[Labeled box records]

● ● ● ● ●

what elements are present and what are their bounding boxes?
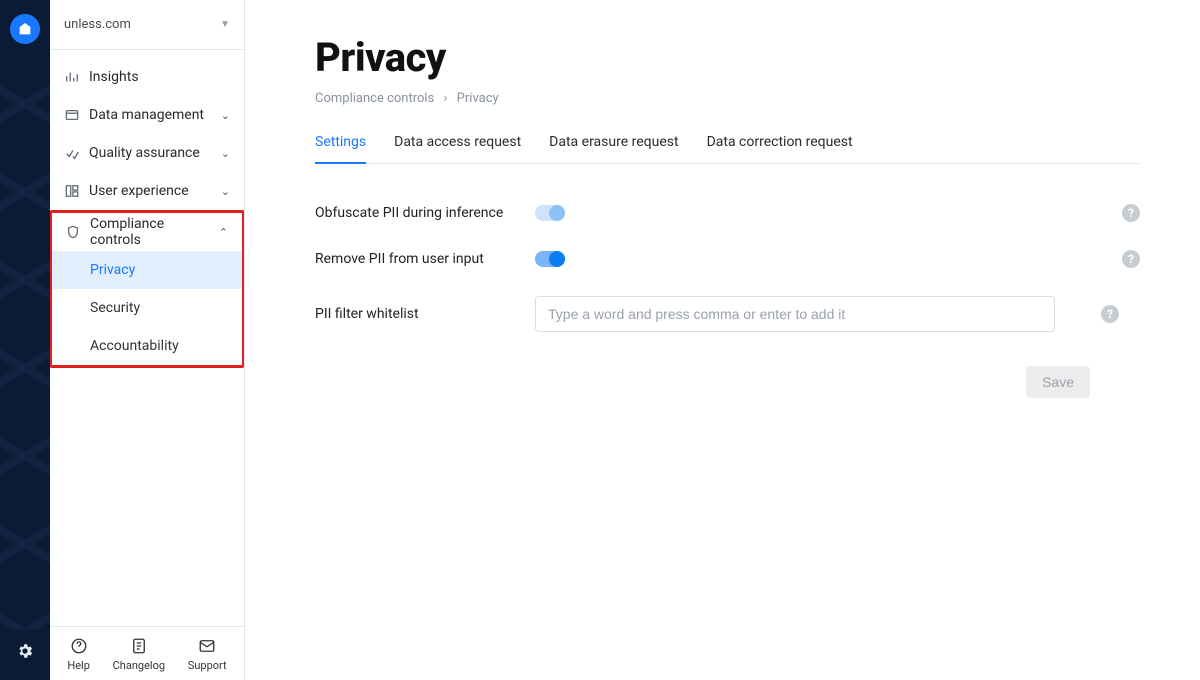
tab-data-access-request[interactable]: Data access request [394,134,521,163]
tab-data-correction-request[interactable]: Data correction request [707,134,853,163]
chevron-down-icon: ⌄ [221,109,230,122]
sidebar-item-label: User experience [89,183,189,199]
breadcrumb: Compliance controls › Privacy [315,91,1140,106]
sidebar-item-quality-assurance[interactable]: Quality assurance ⌄ [50,134,244,172]
sidebar-footer: Help Changelog Support [50,626,244,680]
setting-label: PII filter whitelist [315,306,535,322]
sidebar-item-label: Data management [89,107,204,123]
setting-label: Remove PII from user input [315,251,535,267]
setting-label: Obfuscate PII during inference [315,205,535,221]
changelog-button[interactable]: Changelog [113,637,165,672]
toggle-remove-pii[interactable] [535,251,565,267]
breadcrumb-current: Privacy [457,91,499,106]
setting-remove-pii: Remove PII from user input ? [315,236,1140,282]
sidebar-subitem-accountability[interactable]: Accountability [52,327,242,365]
setting-obfuscate-pii: Obfuscate PII during inference ? [315,190,1140,236]
sidebar-item-data-management[interactable]: Data management ⌄ [50,96,244,134]
tab-settings[interactable]: Settings [315,134,366,164]
support-button[interactable]: Support [188,637,227,672]
tabs: Settings Data access request Data erasur… [315,134,1140,164]
domain-selector[interactable]: unless.com ▼ [50,0,244,50]
brand-logo[interactable] [10,14,40,44]
help-icon[interactable]: ? [1122,250,1140,268]
sidebar-item-compliance-controls[interactable]: Compliance controls ⌃ [52,213,242,251]
chevron-down-icon: ⌄ [221,147,230,160]
changelog-label: Changelog [113,659,165,672]
caret-down-icon: ▼ [220,19,230,30]
page-title: Privacy [315,34,1140,81]
folder-icon [64,108,79,123]
help-label: Help [67,659,90,672]
breadcrumb-parent[interactable]: Compliance controls [315,91,434,106]
settings-icon[interactable] [16,642,34,664]
sidebar: unless.com ▼ Insights Data management ⌄ [50,0,245,680]
sidebar-subitem-security[interactable]: Security [52,289,242,327]
sidebar-item-insights[interactable]: Insights [50,58,244,96]
sidebar-subitem-privacy[interactable]: Privacy [52,251,242,289]
check-icon [64,146,79,161]
pii-whitelist-input[interactable] [535,296,1055,332]
rail-pattern [0,60,50,630]
help-icon[interactable]: ? [1122,204,1140,222]
left-rail [0,0,50,680]
chevron-down-icon: ⌄ [221,185,230,198]
chevron-up-icon: ⌃ [219,226,228,239]
settings-rows: Obfuscate PII during inference ? Remove … [315,190,1140,346]
chart-icon [64,70,79,85]
sidebar-item-label: Quality assurance [89,145,200,161]
tab-data-erasure-request[interactable]: Data erasure request [549,134,678,163]
shield-icon [66,225,80,240]
sidebar-item-label: Compliance controls [90,216,209,248]
sidebar-subitem-label: Accountability [90,338,179,354]
help-icon[interactable]: ? [1101,305,1119,323]
layout-icon [64,184,79,199]
sidebar-nav: Insights Data management ⌄ Quality assur… [50,50,244,626]
breadcrumb-separator: › [444,91,448,106]
setting-pii-whitelist: PII filter whitelist ? [315,282,1140,346]
domain-label: unless.com [64,17,131,32]
sidebar-subitem-label: Security [90,300,140,316]
highlight-box: Compliance controls ⌃ Privacy Security A… [50,210,244,368]
help-button[interactable]: Help [67,637,90,672]
sidebar-item-user-experience[interactable]: User experience ⌄ [50,172,244,210]
sidebar-item-label: Insights [89,69,139,85]
toggle-obfuscate-pii[interactable] [535,205,565,221]
main-content: Privacy Compliance controls › Privacy Se… [245,0,1200,680]
support-label: Support [188,659,227,672]
save-button[interactable]: Save [1026,366,1090,398]
sidebar-subitem-label: Privacy [90,262,135,278]
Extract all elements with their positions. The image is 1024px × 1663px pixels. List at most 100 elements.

● ● ● ● ●

◆ **Brief**: Locate every line in the records above that contains the word "management", and copy each of those lines in full.

◆ **Expected answer**:
sidebar-item-label: Data management [89,107,204,123]
sidebar-item-data-management[interactable]: Data management ⌄ [50,96,244,134]
sidebar: unless.com ▼ Insights Data management ⌄ [50,0,245,680]
sidebar-nav: Insights Data management ⌄ Quality assur… [50,50,244,626]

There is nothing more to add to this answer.